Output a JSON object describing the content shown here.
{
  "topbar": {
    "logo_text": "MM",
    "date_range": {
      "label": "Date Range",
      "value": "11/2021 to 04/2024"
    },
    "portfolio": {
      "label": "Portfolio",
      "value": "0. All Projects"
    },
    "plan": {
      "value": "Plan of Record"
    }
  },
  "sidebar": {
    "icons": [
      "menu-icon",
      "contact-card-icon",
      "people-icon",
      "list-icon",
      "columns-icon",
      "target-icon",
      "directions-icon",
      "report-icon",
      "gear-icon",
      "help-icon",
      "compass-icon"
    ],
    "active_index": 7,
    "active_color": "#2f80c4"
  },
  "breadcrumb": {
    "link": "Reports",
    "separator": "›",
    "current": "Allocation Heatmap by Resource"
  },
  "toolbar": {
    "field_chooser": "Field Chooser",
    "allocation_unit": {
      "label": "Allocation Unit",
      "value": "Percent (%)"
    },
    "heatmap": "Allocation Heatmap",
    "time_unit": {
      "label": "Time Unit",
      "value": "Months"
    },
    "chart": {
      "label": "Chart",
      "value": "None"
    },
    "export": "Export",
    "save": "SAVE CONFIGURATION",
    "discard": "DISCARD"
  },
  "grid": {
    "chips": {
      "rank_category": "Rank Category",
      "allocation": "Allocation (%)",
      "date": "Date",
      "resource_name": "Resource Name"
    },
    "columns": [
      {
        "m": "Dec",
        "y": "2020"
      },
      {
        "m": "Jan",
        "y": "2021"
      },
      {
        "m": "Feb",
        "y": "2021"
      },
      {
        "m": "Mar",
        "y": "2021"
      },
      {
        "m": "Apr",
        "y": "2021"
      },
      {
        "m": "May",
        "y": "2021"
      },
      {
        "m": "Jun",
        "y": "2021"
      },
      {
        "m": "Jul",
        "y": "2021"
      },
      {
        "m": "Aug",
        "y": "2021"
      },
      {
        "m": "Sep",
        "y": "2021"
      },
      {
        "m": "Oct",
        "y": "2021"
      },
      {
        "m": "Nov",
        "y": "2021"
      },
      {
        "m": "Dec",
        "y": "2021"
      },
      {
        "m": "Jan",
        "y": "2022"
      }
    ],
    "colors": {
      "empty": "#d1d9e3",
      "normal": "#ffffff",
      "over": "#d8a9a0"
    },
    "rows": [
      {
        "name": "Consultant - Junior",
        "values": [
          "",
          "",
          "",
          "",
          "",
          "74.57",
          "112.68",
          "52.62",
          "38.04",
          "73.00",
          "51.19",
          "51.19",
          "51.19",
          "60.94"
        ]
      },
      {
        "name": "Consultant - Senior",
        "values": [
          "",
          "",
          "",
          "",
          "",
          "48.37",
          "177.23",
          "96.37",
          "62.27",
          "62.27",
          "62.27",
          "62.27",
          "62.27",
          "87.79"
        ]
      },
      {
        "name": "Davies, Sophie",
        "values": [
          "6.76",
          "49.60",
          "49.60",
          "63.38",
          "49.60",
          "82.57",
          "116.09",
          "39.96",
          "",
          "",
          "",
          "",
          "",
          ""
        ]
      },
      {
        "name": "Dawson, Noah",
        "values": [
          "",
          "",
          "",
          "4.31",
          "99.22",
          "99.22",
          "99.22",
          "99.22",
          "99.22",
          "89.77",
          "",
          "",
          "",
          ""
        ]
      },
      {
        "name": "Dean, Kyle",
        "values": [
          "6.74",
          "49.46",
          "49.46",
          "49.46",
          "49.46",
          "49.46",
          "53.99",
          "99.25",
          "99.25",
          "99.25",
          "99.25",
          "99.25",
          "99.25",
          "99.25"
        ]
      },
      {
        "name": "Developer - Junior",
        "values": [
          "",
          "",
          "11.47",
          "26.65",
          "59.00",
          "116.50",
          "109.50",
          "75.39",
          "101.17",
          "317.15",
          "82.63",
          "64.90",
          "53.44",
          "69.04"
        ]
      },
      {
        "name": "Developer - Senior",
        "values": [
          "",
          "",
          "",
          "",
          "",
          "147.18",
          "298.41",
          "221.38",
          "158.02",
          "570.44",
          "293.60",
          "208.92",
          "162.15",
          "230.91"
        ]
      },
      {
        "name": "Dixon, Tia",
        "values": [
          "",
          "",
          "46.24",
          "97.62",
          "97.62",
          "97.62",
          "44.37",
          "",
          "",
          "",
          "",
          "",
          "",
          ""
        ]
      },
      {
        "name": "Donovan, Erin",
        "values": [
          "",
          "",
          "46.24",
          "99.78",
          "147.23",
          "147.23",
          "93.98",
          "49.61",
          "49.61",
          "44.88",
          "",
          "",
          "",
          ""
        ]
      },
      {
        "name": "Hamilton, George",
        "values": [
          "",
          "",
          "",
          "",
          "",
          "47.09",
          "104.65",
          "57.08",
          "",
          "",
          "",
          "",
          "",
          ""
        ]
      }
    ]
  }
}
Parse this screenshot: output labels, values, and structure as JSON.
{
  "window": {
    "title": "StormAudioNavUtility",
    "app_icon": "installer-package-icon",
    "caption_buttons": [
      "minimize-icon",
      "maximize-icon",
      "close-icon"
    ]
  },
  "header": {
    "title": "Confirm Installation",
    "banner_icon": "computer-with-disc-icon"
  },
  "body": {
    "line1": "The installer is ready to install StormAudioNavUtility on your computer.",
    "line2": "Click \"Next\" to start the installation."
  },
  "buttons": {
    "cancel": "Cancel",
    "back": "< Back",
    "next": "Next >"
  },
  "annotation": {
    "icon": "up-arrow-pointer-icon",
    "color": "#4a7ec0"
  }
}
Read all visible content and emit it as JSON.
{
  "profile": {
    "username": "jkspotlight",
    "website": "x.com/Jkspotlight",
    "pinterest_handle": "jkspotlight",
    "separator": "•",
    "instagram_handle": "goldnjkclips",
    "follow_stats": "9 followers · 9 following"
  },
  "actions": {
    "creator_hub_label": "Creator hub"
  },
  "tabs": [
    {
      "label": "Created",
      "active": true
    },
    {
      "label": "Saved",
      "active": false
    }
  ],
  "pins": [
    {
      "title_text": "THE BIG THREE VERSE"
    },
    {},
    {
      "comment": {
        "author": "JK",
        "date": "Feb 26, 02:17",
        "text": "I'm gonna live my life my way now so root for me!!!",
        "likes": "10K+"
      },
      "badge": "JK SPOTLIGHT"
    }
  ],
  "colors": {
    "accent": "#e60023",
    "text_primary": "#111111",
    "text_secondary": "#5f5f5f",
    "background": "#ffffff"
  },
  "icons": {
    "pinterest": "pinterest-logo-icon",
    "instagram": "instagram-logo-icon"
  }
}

→ Exercise brief: Pick out every line holding the string "Developer" and return it.

→ Result below:
        "name": "Developer - Junior",
        "name": "Developer - Senior",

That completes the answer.